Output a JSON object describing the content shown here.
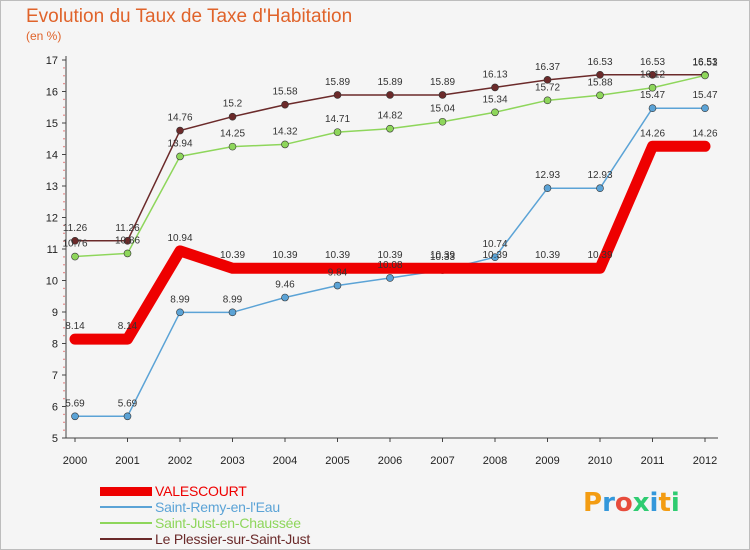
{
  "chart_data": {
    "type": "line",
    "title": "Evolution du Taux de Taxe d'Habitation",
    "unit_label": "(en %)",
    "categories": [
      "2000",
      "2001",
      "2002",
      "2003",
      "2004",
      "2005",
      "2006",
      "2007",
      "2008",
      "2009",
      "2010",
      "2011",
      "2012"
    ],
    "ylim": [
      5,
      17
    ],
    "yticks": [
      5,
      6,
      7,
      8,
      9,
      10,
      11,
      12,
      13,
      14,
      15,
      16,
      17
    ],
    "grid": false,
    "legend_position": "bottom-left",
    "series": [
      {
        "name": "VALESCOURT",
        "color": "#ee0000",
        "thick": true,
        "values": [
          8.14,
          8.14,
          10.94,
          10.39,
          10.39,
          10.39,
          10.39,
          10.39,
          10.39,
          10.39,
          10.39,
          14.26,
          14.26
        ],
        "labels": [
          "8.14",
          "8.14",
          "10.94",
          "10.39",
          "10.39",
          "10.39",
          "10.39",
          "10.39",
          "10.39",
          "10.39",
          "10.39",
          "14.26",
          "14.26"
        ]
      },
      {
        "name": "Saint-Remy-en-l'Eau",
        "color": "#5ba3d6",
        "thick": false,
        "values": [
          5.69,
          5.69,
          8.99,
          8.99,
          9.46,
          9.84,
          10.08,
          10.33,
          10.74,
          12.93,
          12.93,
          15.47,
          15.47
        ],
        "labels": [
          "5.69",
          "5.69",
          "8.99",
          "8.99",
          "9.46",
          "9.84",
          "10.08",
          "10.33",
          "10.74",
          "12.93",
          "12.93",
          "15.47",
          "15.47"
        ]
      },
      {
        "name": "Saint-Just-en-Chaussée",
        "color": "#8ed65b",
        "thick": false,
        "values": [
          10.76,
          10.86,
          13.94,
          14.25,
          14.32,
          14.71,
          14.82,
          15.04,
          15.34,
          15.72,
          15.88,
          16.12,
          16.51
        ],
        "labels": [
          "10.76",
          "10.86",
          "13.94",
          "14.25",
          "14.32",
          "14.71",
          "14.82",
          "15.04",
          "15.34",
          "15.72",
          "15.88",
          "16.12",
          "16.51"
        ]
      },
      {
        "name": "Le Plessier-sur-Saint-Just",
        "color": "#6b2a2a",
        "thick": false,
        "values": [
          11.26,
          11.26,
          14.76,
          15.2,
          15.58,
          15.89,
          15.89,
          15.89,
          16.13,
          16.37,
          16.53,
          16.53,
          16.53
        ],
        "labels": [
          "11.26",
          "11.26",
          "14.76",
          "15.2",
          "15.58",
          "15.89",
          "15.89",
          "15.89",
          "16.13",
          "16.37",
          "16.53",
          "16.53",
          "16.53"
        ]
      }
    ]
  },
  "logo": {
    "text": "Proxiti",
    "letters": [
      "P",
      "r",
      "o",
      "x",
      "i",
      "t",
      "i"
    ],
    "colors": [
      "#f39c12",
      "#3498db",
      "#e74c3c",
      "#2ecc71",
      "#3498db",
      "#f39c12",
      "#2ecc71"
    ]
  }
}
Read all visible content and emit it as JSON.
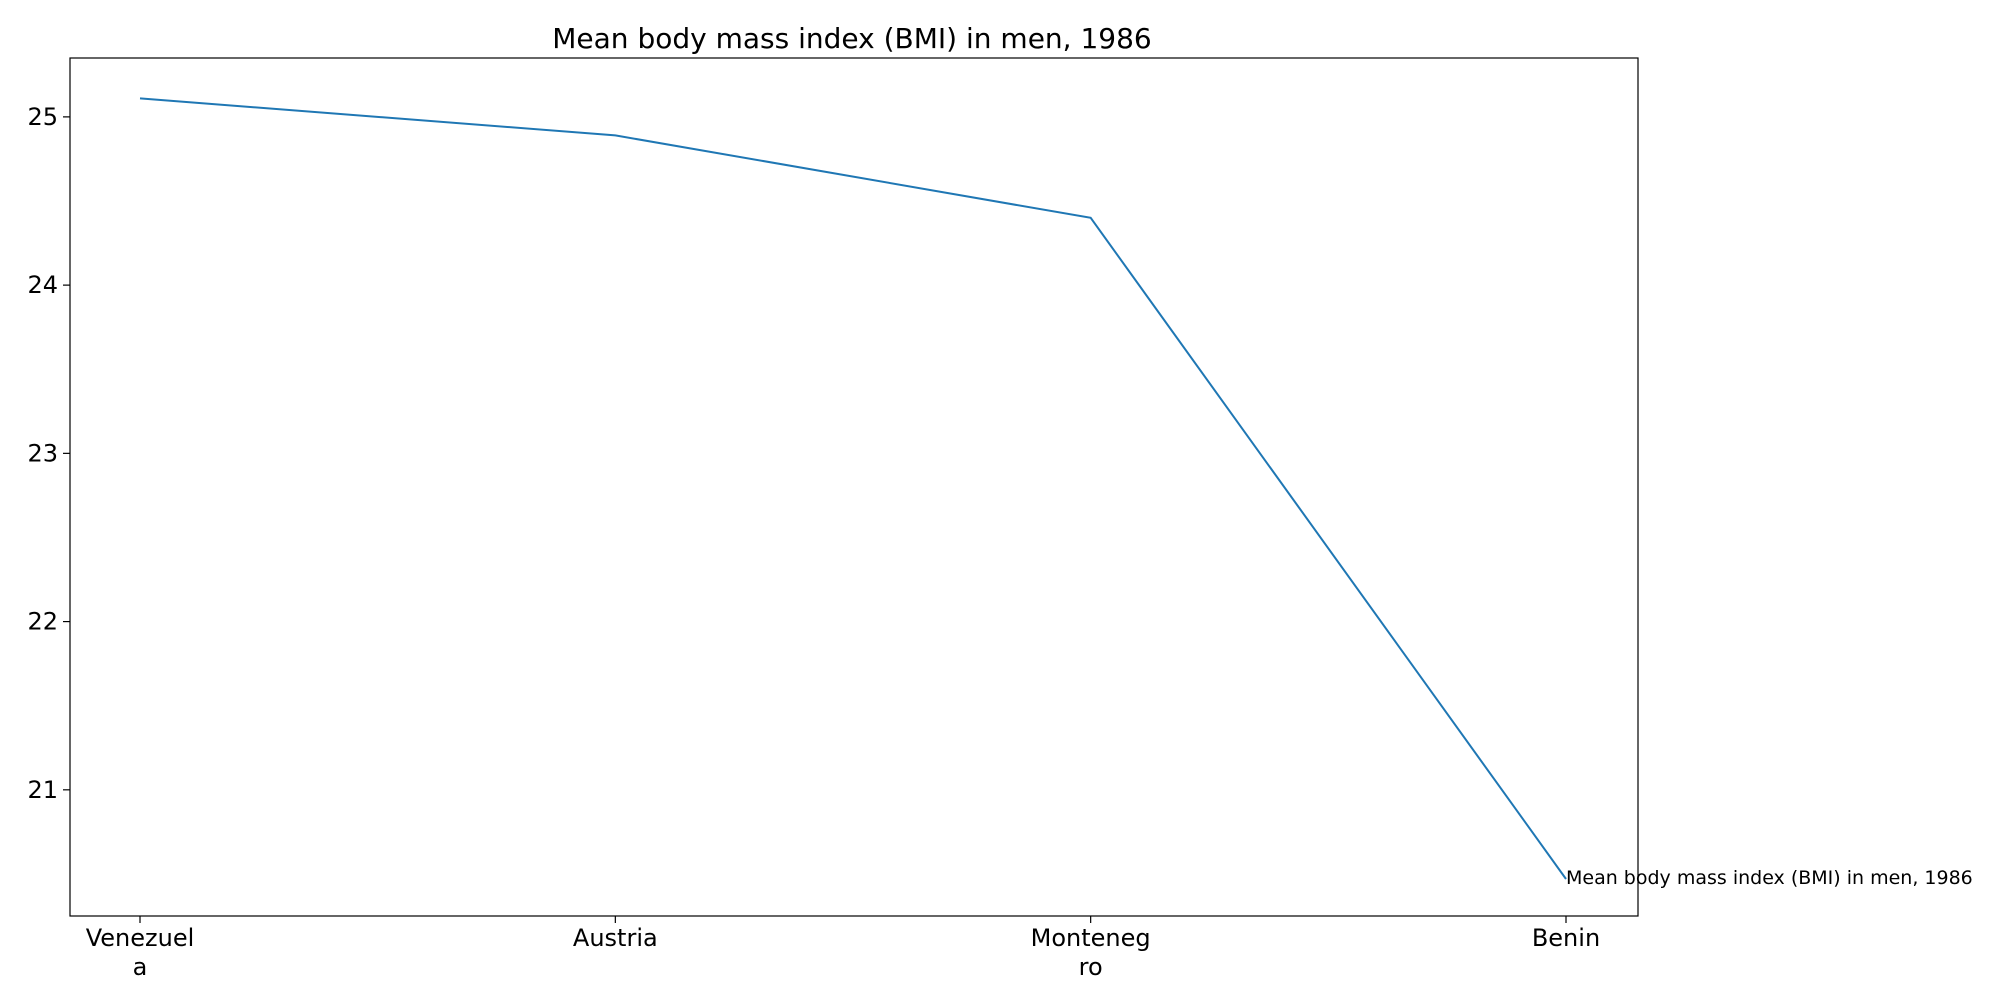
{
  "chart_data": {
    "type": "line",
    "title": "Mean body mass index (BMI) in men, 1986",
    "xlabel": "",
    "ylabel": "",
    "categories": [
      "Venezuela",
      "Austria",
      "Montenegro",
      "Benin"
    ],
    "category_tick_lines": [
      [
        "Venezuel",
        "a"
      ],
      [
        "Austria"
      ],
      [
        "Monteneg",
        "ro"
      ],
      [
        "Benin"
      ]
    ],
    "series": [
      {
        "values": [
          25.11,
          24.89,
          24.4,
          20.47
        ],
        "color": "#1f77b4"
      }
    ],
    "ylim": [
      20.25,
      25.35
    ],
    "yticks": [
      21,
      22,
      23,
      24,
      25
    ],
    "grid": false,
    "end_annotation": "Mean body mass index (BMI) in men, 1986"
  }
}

══════════════════════════════

= Description of the task =
Quote every record above exactly, leaving out any pictures.

= Result below =
Output a JSON object describing the content shown here.
{
  "chart_data": {
    "type": "line",
    "title": "Evolution du Taux de Taxe d'Habitation",
    "unit_label": "(en %)",
    "categories": [
      "2000",
      "2001",
      "2002",
      "2003",
      "2004",
      "2005",
      "2006",
      "2007",
      "2008",
      "2009",
      "2010",
      "2011",
      "2012"
    ],
    "ylim": [
      5,
      17
    ],
    "yticks": [
      5,
      6,
      7,
      8,
      9,
      10,
      11,
      12,
      13,
      14,
      15,
      16,
      17
    ],
    "grid": false,
    "legend_position": "bottom-left",
    "series": [
      {
        "name": "VALESCOURT",
        "color": "#ee0000",
        "thick": true,
        "values": [
          8.14,
          8.14,
          10.94,
          10.39,
          10.39,
          10.39,
          10.39,
          10.39,
          10.39,
          10.39,
          10.39,
          14.26,
          14.26
        ],
        "labels": [
          "8.14",
          "8.14",
          "10.94",
          "10.39",
          "10.39",
          "10.39",
          "10.39",
          "10.39",
          "10.39",
          "10.39",
          "10.39",
          "14.26",
          "14.26"
        ]
      },
      {
        "name": "Saint-Remy-en-l'Eau",
        "color": "#5ba3d6",
        "thick": false,
        "values": [
          5.69,
          5.69,
          8.99,
          8.99,
          9.46,
          9.84,
          10.08,
          10.33,
          10.74,
          12.93,
          12.93,
          15.47,
          15.47
        ],
        "labels": [
          "5.69",
          "5.69",
          "8.99",
          "8.99",
          "9.46",
          "9.84",
          "10.08",
          "10.33",
          "10.74",
          "12.93",
          "12.93",
          "15.47",
          "15.47"
        ]
      },
      {
        "name": "Saint-Just-en-Chaussée",
        "color": "#8ed65b",
        "thick": false,
        "values": [
          10.76,
          10.86,
          13.94,
          14.25,
          14.32,
          14.71,
          14.82,
          15.04,
          15.34,
          15.72,
          15.88,
          16.12,
          16.51
        ],
        "labels": [
          "10.76",
          "10.86",
          "13.94",
          "14.25",
          "14.32",
          "14.71",
          "14.82",
          "15.04",
          "15.34",
          "15.72",
          "15.88",
          "16.12",
          "16.51"
        ]
      },
      {
        "name": "Le Plessier-sur-Saint-Just",
        "color": "#6b2a2a",
        "thick": false,
        "values": [
          11.26,
          11.26,
          14.76,
          15.2,
          15.58,
          15.89,
          15.89,
          15.89,
          16.13,
          16.37,
          16.53,
          16.53,
          16.53
        ],
        "labels": [
          "11.26",
          "11.26",
          "14.76",
          "15.2",
          "15.58",
          "15.89",
          "15.89",
          "15.89",
          "16.13",
          "16.37",
          "16.53",
          "16.53",
          "16.53"
        ]
      }
    ]
  },
  "logo": {
    "text": "Proxiti",
    "letters": [
      "P",
      "r",
      "o",
      "x",
      "i",
      "t",
      "i"
    ],
    "colors": [
      "#f39c12",
      "#3498db",
      "#e74c3c",
      "#2ecc71",
      "#3498db",
      "#f39c12",
      "#2ecc71"
    ]
  }
}
Read all visible content and emit it as JSON.
{
  "chart_data": {
    "type": "line",
    "title": "Mean body mass index (BMI) in men, 1986",
    "xlabel": "",
    "ylabel": "",
    "categories": [
      "Venezuela",
      "Austria",
      "Montenegro",
      "Benin"
    ],
    "category_tick_lines": [
      [
        "Venezuel",
        "a"
      ],
      [
        "Austria"
      ],
      [
        "Monteneg",
        "ro"
      ],
      [
        "Benin"
      ]
    ],
    "series": [
      {
        "values": [
          25.11,
          24.89,
          24.4,
          20.47
        ],
        "color": "#1f77b4"
      }
    ],
    "ylim": [
      20.25,
      25.35
    ],
    "yticks": [
      21,
      22,
      23,
      24,
      25
    ],
    "grid": false,
    "end_annotation": "Mean body mass index (BMI) in men, 1986"
  }
}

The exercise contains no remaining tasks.